» Goal: Could you print all the entries exactly?

*** Records for the task ***

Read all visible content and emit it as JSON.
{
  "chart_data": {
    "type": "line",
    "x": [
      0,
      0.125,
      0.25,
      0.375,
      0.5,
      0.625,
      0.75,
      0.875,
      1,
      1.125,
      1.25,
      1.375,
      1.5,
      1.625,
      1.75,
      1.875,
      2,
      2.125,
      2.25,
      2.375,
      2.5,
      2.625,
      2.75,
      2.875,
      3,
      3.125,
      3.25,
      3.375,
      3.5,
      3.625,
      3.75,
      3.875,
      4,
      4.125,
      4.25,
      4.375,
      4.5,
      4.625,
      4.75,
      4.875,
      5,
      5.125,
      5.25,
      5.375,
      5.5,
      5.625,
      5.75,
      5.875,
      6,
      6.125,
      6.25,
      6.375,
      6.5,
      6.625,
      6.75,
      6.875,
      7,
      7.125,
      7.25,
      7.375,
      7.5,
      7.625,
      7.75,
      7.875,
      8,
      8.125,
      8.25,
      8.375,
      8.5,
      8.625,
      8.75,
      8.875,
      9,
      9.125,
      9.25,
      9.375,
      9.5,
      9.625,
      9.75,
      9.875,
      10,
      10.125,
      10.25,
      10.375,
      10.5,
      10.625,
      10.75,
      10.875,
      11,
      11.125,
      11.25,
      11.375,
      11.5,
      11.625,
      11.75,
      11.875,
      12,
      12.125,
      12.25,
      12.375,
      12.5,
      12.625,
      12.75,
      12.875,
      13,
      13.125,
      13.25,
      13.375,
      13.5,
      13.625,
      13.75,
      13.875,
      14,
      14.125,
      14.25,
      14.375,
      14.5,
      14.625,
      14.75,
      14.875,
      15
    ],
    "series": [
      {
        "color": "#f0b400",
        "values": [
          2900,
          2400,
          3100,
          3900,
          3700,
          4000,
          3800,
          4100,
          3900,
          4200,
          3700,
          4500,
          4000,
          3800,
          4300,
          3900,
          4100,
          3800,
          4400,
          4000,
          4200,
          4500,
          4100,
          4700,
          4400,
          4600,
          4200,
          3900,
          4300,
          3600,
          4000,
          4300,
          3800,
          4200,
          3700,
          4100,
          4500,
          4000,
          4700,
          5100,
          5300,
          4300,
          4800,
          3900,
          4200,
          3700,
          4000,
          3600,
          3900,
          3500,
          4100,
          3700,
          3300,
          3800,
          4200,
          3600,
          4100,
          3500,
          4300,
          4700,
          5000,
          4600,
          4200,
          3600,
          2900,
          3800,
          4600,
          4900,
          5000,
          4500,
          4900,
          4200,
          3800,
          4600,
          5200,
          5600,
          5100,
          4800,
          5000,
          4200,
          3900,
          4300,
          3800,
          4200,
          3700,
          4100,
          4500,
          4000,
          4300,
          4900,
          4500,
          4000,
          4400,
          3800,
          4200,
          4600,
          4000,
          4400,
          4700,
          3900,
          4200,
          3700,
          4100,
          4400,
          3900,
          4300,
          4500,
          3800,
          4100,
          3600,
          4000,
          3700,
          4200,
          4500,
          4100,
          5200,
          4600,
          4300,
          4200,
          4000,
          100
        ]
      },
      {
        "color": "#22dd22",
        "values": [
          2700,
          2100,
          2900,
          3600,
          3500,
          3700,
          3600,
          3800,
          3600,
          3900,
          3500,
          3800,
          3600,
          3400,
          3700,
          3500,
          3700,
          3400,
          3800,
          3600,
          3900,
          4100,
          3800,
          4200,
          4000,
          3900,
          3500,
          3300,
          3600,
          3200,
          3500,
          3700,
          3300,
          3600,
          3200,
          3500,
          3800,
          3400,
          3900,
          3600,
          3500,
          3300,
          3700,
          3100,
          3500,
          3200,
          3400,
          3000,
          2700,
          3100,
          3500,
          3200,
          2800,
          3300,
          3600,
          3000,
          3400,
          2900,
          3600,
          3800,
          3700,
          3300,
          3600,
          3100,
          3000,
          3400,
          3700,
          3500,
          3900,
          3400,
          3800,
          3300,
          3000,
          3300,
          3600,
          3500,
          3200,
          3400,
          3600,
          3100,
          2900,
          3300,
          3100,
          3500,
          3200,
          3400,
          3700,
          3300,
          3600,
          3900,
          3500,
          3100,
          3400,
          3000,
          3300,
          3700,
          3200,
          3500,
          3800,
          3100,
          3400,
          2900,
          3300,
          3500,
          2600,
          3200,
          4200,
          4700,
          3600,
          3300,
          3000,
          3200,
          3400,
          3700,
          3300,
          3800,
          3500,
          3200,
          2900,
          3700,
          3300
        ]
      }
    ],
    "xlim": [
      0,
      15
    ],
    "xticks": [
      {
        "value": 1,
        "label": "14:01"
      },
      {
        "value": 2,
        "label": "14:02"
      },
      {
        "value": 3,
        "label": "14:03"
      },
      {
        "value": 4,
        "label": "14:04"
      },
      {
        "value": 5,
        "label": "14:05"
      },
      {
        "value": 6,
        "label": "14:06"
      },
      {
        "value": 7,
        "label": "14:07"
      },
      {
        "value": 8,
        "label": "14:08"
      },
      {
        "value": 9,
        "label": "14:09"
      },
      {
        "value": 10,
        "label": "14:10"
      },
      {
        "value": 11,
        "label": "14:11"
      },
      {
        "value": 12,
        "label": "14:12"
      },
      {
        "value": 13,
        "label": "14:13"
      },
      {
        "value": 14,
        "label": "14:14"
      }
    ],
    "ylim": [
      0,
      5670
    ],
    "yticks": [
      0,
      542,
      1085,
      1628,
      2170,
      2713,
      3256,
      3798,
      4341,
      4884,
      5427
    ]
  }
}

***

» Output of the task:
Read all visible content and emit it as JSON.
{
  "chart_data": {
    "type": "line",
    "x": [
      0,
      0.125,
      0.25,
      0.375,
      0.5,
      0.625,
      0.75,
      0.875,
      1,
      1.125,
      1.25,
      1.375,
      1.5,
      1.625,
      1.75,
      1.875,
      2,
      2.125,
      2.25,
      2.375,
      2.5,
      2.625,
      2.75,
      2.875,
      3,
      3.125,
      3.25,
      3.375,
      3.5,
      3.625,
      3.75,
      3.875,
      4,
      4.125,
      4.25,
      4.375,
      4.5,
      4.625,
      4.75,
      4.875,
      5,
      5.125,
      5.25,
      5.375,
      5.5,
      5.625,
      5.75,
      5.875,
      6,
      6.125,
      6.25,
      6.375,
      6.5,
      6.625,
      6.75,
      6.875,
      7,
      7.125,
      7.25,
      7.375,
      7.5,
      7.625,
      7.75,
      7.875,
      8,
      8.125,
      8.25,
      8.375,
      8.5,
      8.625,
      8.75,
      8.875,
      9,
      9.125,
      9.25,
      9.375,
      9.5,
      9.625,
      9.75,
      9.875,
      10,
      10.125,
      10.25,
      10.375,
      10.5,
      10.625,
      10.75,
      10.875,
      11,
      11.125,
      11.25,
      11.375,
      11.5,
      11.625,
      11.75,
      11.875,
      12,
      12.125,
      12.25,
      12.375,
      12.5,
      12.625,
      12.75,
      12.875,
      13,
      13.125,
      13.25,
      13.375,
      13.5,
      13.625,
      13.75,
      13.875,
      14,
      14.125,
      14.25,
      14.375,
      14.5,
      14.625,
      14.75,
      14.875,
      15
    ],
    "series": [
      {
        "color": "#f0b400",
        "values": [
          2900,
          2400,
          3100,
          3900,
          3700,
          4000,
          3800,
          4100,
          3900,
          4200,
          3700,
          4500,
          4000,
          3800,
          4300,
          3900,
          4100,
          3800,
          4400,
          4000,
          4200,
          4500,
          4100,
          4700,
          4400,
          4600,
          4200,
          3900,
          4300,
          3600,
          4000,
          4300,
          3800,
          4200,
          3700,
          4100,
          4500,
          4000,
          4700,
          5100,
          5300,
          4300,
          4800,
          3900,
          4200,
          3700,
          4000,
          3600,
          3900,
          3500,
          4100,
          3700,
          3300,
          3800,
          4200,
          3600,
          4100,
          3500,
          4300,
          4700,
          5000,
          4600,
          4200,
          3600,
          2900,
          3800,
          4600,
          4900,
          5000,
          4500,
          4900,
          4200,
          3800,
          4600,
          5200,
          5600,
          5100,
          4800,
          5000,
          4200,
          3900,
          4300,
          3800,
          4200,
          3700,
          4100,
          4500,
          4000,
          4300,
          4900,
          4500,
          4000,
          4400,
          3800,
          4200,
          4600,
          4000,
          4400,
          4700,
          3900,
          4200,
          3700,
          4100,
          4400,
          3900,
          4300,
          4500,
          3800,
          4100,
          3600,
          4000,
          3700,
          4200,
          4500,
          4100,
          5200,
          4600,
          4300,
          4200,
          4000,
          100
        ]
      },
      {
        "color": "#22dd22",
        "values": [
          2700,
          2100,
          2900,
          3600,
          3500,
          3700,
          3600,
          3800,
          3600,
          3900,
          3500,
          3800,
          3600,
          3400,
          3700,
          3500,
          3700,
          3400,
          3800,
          3600,
          3900,
          4100,
          3800,
          4200,
          4000,
          3900,
          3500,
          3300,
          3600,
          3200,
          3500,
          3700,
          3300,
          3600,
          3200,
          3500,
          3800,
          3400,
          3900,
          3600,
          3500,
          3300,
          3700,
          3100,
          3500,
          3200,
          3400,
          3000,
          2700,
          3100,
          3500,
          3200,
          2800,
          3300,
          3600,
          3000,
          3400,
          2900,
          3600,
          3800,
          3700,
          3300,
          3600,
          3100,
          3000,
          3400,
          3700,
          3500,
          3900,
          3400,
          3800,
          3300,
          3000,
          3300,
          3600,
          3500,
          3200,
          3400,
          3600,
          3100,
          2900,
          3300,
          3100,
          3500,
          3200,
          3400,
          3700,
          3300,
          3600,
          3900,
          3500,
          3100,
          3400,
          3000,
          3300,
          3700,
          3200,
          3500,
          3800,
          3100,
          3400,
          2900,
          3300,
          3500,
          2600,
          3200,
          4200,
          4700,
          3600,
          3300,
          3000,
          3200,
          3400,
          3700,
          3300,
          3800,
          3500,
          3200,
          2900,
          3700,
          3300
        ]
      }
    ],
    "xlim": [
      0,
      15
    ],
    "xticks": [
      {
        "value": 1,
        "label": "14:01"
      },
      {
        "value": 2,
        "label": "14:02"
      },
      {
        "value": 3,
        "label": "14:03"
      },
      {
        "value": 4,
        "label": "14:04"
      },
      {
        "value": 5,
        "label": "14:05"
      },
      {
        "value": 6,
        "label": "14:06"
      },
      {
        "value": 7,
        "label": "14:07"
      },
      {
        "value": 8,
        "label": "14:08"
      },
      {
        "value": 9,
        "label": "14:09"
      },
      {
        "value": 10,
        "label": "14:10"
      },
      {
        "value": 11,
        "label": "14:11"
      },
      {
        "value": 12,
        "label": "14:12"
      },
      {
        "value": 13,
        "label": "14:13"
      },
      {
        "value": 14,
        "label": "14:14"
      }
    ],
    "ylim": [
      0,
      5670
    ],
    "yticks": [
      0,
      542,
      1085,
      1628,
      2170,
      2713,
      3256,
      3798,
      4341,
      4884,
      5427
    ]
  }
}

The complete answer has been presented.